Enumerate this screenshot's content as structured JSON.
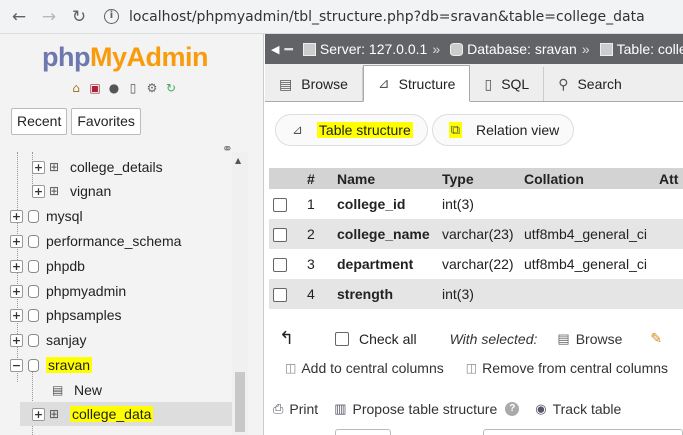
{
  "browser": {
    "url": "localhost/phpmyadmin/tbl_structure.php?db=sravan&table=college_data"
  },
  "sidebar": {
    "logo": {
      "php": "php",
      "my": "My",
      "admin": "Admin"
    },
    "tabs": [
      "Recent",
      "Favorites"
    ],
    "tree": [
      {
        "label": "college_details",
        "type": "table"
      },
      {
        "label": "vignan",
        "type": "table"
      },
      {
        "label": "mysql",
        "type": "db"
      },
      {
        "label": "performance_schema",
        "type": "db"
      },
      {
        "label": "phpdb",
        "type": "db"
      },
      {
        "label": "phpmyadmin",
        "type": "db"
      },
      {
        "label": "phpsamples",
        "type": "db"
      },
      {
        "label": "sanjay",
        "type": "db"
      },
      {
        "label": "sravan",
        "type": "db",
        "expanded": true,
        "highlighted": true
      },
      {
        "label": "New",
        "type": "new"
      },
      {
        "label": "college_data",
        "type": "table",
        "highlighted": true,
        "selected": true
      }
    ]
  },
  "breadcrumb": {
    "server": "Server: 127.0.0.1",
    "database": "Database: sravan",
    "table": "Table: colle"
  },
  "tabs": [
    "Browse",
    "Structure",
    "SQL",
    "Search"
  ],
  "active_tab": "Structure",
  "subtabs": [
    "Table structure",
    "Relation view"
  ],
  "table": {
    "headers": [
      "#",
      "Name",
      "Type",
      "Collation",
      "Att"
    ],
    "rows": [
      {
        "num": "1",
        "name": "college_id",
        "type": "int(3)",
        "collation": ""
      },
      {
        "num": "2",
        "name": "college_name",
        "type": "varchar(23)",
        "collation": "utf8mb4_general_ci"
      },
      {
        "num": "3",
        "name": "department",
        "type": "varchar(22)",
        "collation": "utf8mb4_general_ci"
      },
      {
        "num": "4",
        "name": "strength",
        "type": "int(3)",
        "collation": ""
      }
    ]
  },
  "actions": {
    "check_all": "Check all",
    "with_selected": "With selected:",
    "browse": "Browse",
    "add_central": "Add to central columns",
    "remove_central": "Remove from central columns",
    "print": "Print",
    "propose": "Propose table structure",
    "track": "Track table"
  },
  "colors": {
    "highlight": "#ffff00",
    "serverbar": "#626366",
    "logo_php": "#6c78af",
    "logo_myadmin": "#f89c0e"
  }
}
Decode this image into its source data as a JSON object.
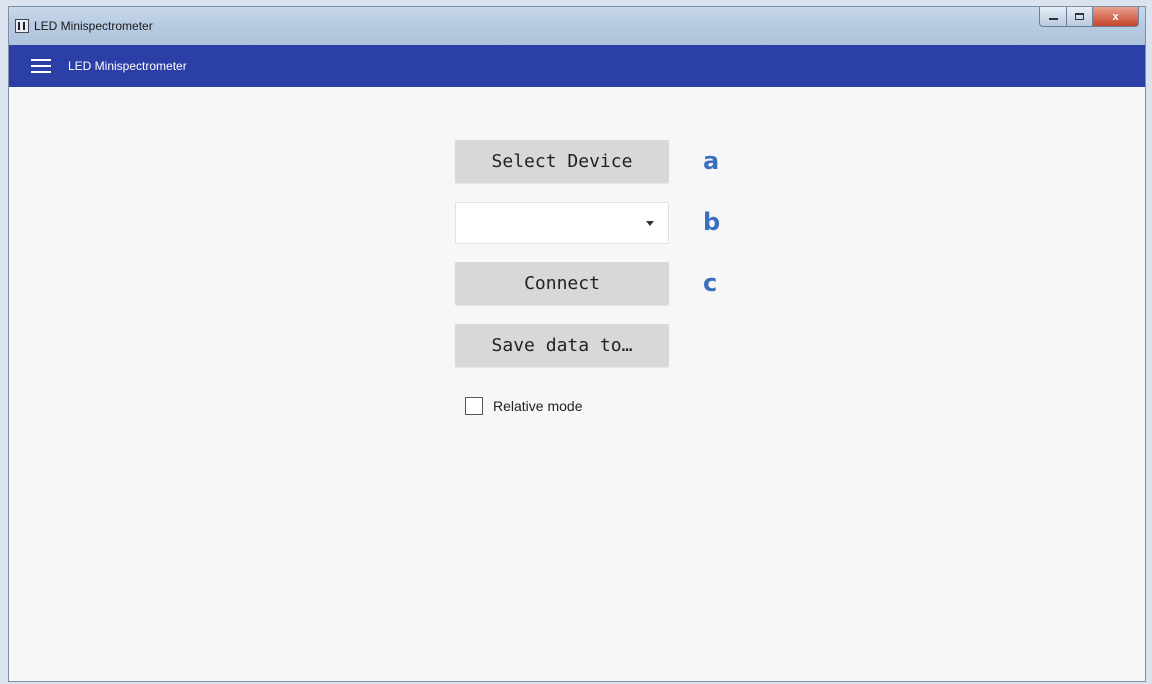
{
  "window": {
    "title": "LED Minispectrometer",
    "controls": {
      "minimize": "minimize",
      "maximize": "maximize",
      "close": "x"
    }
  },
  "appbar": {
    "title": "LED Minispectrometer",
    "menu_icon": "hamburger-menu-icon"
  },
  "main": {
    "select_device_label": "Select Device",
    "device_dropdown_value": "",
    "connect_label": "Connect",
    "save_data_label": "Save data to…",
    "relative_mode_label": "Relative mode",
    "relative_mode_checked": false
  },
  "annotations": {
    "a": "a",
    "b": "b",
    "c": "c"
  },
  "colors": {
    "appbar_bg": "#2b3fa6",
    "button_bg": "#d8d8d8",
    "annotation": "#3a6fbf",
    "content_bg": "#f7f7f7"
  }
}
------------------------------
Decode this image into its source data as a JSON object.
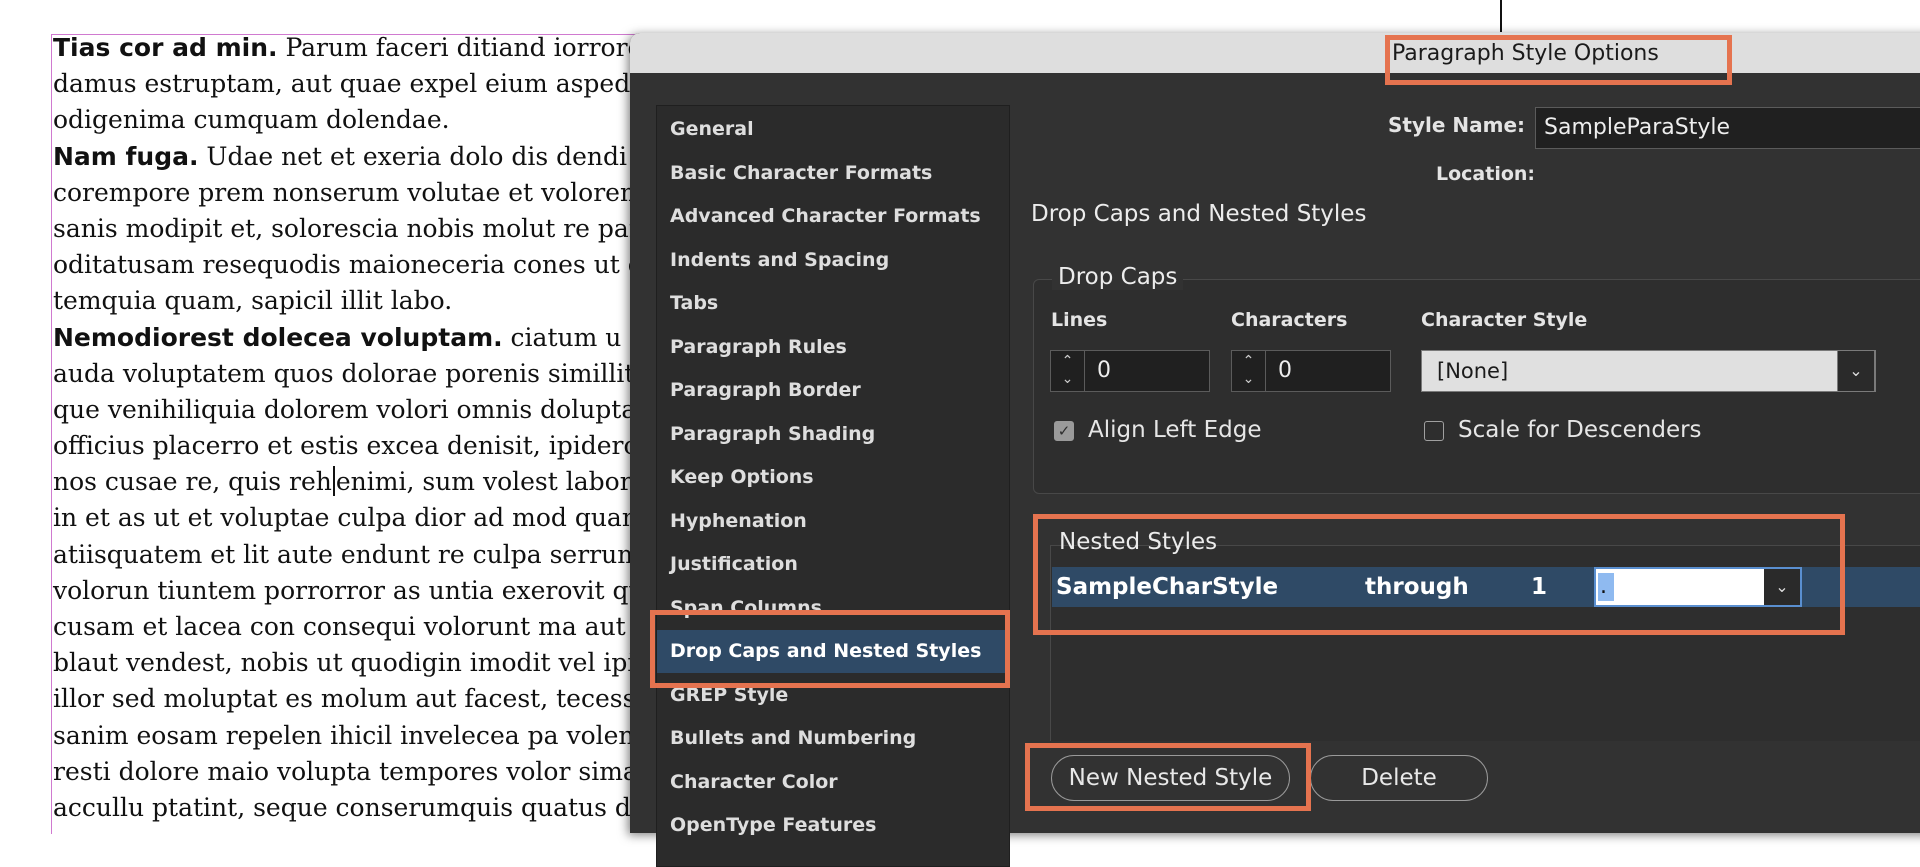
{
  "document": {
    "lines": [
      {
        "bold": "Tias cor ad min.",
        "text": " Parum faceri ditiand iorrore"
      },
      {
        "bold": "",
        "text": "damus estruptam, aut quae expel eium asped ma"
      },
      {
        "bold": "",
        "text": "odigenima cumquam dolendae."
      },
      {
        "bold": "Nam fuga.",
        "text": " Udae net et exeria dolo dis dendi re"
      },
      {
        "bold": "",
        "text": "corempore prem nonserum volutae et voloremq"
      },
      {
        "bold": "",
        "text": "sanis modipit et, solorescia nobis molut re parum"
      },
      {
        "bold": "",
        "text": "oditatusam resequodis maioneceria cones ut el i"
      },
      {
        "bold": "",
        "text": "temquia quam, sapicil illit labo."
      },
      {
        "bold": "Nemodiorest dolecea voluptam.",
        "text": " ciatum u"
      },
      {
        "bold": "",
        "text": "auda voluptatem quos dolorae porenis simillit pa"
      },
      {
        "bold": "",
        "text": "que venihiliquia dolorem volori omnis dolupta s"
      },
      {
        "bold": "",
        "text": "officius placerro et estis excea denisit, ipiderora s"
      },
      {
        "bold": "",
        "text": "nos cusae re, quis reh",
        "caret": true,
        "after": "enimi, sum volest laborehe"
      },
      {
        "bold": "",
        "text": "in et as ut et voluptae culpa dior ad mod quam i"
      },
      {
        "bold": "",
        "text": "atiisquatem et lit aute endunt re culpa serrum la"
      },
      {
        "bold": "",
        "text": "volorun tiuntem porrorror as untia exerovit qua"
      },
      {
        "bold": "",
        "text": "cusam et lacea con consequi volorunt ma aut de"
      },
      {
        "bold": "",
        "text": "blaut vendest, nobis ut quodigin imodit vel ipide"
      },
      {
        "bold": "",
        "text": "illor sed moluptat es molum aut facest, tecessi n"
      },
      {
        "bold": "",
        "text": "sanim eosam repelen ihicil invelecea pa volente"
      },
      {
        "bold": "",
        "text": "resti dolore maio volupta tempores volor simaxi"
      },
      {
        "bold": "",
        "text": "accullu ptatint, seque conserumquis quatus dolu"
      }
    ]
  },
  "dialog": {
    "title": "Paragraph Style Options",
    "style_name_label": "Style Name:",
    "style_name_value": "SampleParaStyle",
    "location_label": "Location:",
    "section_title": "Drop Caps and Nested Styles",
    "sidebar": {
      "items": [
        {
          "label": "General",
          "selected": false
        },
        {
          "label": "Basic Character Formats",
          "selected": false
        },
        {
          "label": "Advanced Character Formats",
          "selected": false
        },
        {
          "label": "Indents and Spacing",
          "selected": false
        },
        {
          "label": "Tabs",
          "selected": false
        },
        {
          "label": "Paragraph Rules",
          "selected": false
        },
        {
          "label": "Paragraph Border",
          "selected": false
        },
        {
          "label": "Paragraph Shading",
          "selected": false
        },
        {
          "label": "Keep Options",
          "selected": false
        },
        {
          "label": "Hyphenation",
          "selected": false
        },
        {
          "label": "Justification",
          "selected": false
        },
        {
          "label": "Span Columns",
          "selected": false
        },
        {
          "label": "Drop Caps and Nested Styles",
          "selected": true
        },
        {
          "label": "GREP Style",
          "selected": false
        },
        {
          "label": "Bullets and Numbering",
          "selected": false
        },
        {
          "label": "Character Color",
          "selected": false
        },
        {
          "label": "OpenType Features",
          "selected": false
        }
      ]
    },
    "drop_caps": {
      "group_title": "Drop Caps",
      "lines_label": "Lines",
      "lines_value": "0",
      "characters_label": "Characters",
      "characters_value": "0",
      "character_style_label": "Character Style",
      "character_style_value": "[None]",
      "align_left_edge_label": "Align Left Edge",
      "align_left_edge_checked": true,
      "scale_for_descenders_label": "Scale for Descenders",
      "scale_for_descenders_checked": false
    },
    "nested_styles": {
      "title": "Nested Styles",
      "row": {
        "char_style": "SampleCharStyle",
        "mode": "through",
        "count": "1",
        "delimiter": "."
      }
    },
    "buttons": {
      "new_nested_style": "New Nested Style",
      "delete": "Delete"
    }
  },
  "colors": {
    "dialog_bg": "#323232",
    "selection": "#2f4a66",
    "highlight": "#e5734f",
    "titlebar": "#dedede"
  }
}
------------------------------
Your instructions
Above are the records. Copy every line in them holding "sravan".

Solution to this exercise
    "url": "localhost/phpmyadmin/tbl_structure.php?db=sravan&table=college_data"
        "label": "sravan",
    "database": "Database: sravan",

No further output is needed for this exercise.